- **Task to complete**: Exactly reproduce all the records, keeping pictures out of the copy.

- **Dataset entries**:
== == ==

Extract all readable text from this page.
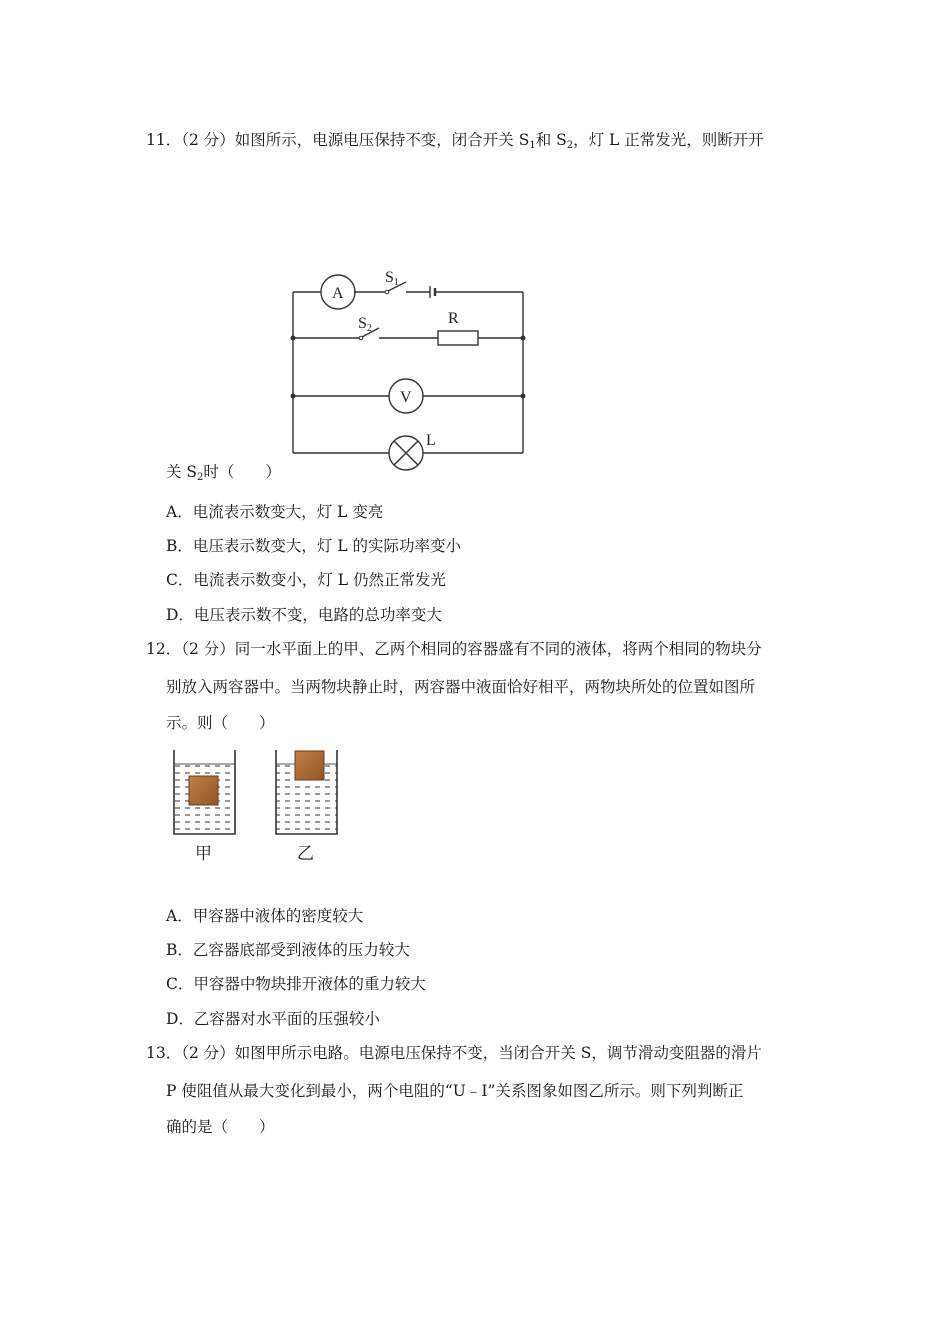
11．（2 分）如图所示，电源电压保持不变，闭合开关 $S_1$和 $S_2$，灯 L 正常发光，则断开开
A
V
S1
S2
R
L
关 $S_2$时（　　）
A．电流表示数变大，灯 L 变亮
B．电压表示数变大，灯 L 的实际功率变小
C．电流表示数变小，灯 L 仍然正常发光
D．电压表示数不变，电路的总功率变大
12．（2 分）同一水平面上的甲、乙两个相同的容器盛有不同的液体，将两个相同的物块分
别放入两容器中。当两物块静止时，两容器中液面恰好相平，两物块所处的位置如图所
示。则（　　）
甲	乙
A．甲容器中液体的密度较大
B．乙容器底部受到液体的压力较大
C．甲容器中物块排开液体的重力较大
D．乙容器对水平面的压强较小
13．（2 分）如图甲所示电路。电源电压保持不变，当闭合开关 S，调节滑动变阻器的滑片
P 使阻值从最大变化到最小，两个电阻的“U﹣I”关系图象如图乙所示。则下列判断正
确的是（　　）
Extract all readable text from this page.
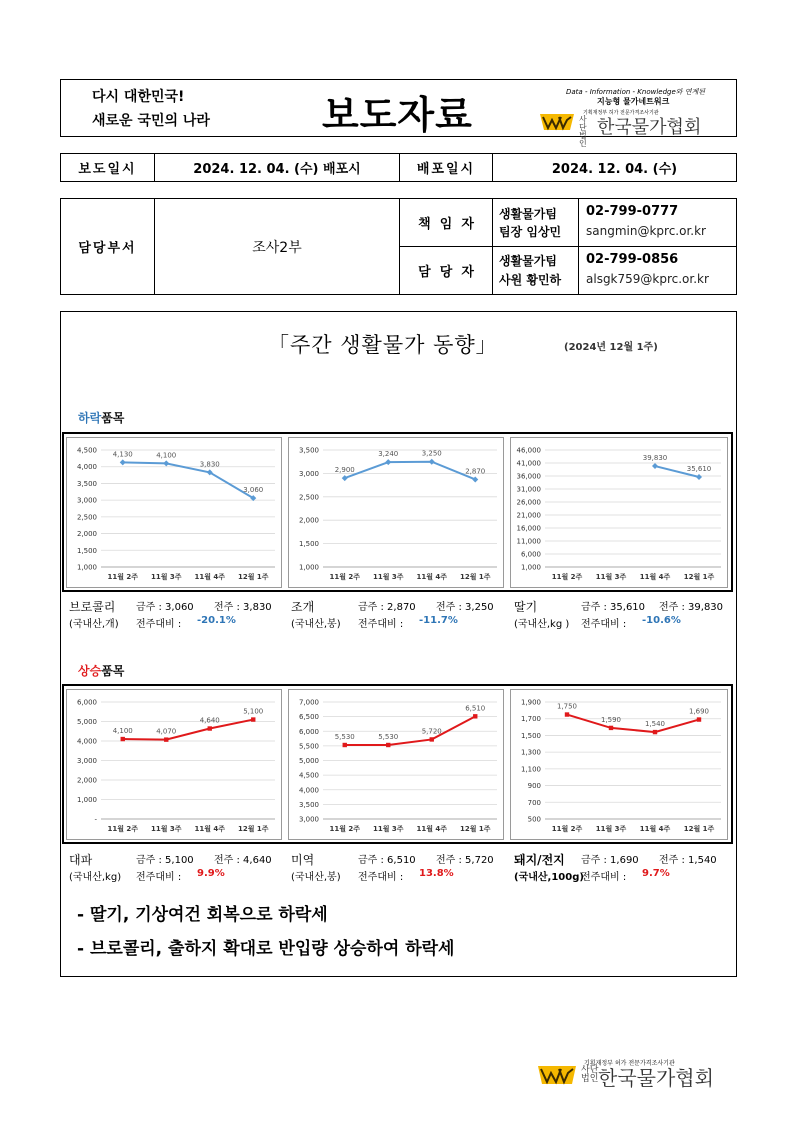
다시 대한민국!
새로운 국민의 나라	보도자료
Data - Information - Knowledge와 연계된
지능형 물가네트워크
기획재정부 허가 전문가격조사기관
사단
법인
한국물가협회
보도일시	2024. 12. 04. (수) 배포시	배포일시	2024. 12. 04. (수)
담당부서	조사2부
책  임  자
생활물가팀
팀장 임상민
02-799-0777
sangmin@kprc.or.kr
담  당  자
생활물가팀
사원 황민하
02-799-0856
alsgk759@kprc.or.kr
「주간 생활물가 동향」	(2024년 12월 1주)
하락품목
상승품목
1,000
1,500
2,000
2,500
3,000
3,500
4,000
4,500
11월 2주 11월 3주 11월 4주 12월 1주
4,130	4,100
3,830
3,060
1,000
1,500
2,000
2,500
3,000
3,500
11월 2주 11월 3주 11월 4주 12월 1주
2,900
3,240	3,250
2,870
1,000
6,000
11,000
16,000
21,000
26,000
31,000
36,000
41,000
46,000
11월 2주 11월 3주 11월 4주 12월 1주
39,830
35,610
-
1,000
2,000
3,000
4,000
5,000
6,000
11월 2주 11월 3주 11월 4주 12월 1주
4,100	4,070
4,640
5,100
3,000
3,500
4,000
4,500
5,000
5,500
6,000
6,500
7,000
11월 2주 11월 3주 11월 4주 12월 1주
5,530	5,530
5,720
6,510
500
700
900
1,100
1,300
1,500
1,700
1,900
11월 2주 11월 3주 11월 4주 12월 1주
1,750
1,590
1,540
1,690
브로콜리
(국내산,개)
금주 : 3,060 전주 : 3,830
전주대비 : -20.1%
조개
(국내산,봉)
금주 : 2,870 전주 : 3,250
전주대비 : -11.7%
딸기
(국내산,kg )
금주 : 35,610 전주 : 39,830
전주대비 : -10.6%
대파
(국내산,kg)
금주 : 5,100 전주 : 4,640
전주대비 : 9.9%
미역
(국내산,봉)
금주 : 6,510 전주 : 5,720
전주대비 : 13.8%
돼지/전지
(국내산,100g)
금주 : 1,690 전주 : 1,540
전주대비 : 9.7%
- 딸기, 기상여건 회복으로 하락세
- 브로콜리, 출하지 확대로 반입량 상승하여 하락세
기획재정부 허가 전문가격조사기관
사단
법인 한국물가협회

== == ==

- **Solution for this exercise**:
Extract all readable text from this page.
11．（2 分）如图所示，电源电压保持不变，闭合开关 $S_1$和 $S_2$，灯 L 正常发光，则断开开
A
V
S1
S2
R
L
关 $S_2$时（　　）
A．电流表示数变大，灯 L 变亮
B．电压表示数变大，灯 L 的实际功率变小
C．电流表示数变小，灯 L 仍然正常发光
D．电压表示数不变，电路的总功率变大
12．（2 分）同一水平面上的甲、乙两个相同的容器盛有不同的液体，将两个相同的物块分
别放入两容器中。当两物块静止时，两容器中液面恰好相平，两物块所处的位置如图所
示。则（　　）
甲	乙
A．甲容器中液体的密度较大
B．乙容器底部受到液体的压力较大
C．甲容器中物块排开液体的重力较大
D．乙容器对水平面的压强较小
13．（2 分）如图甲所示电路。电源电压保持不变，当闭合开关 S，调节滑动变阻器的滑片
P 使阻值从最大变化到最小，两个电阻的“U﹣I”关系图象如图乙所示。则下列判断正
确的是（　　）
Extract all readable text from this page.
다시 대한민국!
새로운 국민의 나라	보도자료
Data - Information - Knowledge와 연계된
지능형 물가네트워크
기획재정부 허가 전문가격조사기관
사단
법인
한국물가협회
보도일시	2024. 12. 04. (수) 배포시	배포일시	2024. 12. 04. (수)
담당부서	조사2부
책  임  자
생활물가팀
팀장 임상민
02-799-0777
sangmin@kprc.or.kr
담  당  자
생활물가팀
사원 황민하
02-799-0856
alsgk759@kprc.or.kr
「주간 생활물가 동향」	(2024년 12월 1주)
하락품목
상승품목
1,000
1,500
2,000
2,500
3,000
3,500
4,000
4,500
11월 2주 11월 3주 11월 4주 12월 1주
4,130	4,100
3,830
3,060
1,000
1,500
2,000
2,500
3,000
3,500
11월 2주 11월 3주 11월 4주 12월 1주
2,900
3,240	3,250
2,870
1,000
6,000
11,000
16,000
21,000
26,000
31,000
36,000
41,000
46,000
11월 2주 11월 3주 11월 4주 12월 1주
39,830
35,610
-
1,000
2,000
3,000
4,000
5,000
6,000
11월 2주 11월 3주 11월 4주 12월 1주
4,100	4,070
4,640
5,100
3,000
3,500
4,000
4,500
5,000
5,500
6,000
6,500
7,000
11월 2주 11월 3주 11월 4주 12월 1주
5,530	5,530
5,720
6,510
500
700
900
1,100
1,300
1,500
1,700
1,900
11월 2주 11월 3주 11월 4주 12월 1주
1,750
1,590
1,540
1,690
브로콜리
(국내산,개)
금주 : 3,060 전주 : 3,830
전주대비 : -20.1%
조개
(국내산,봉)
금주 : 2,870 전주 : 3,250
전주대비 : -11.7%
딸기
(국내산,kg )
금주 : 35,610 전주 : 39,830
전주대비 : -10.6%
대파
(국내산,kg)
금주 : 5,100 전주 : 4,640
전주대비 : 9.9%
미역
(국내산,봉)
금주 : 6,510 전주 : 5,720
전주대비 : 13.8%
돼지/전지
(국내산,100g)
금주 : 1,690 전주 : 1,540
전주대비 : 9.7%
- 딸기, 기상여건 회복으로 하락세
- 브로콜리, 출하지 확대로 반입량 상승하여 하락세
기획재정부 허가 전문가격조사기관
사단
법인 한국물가협회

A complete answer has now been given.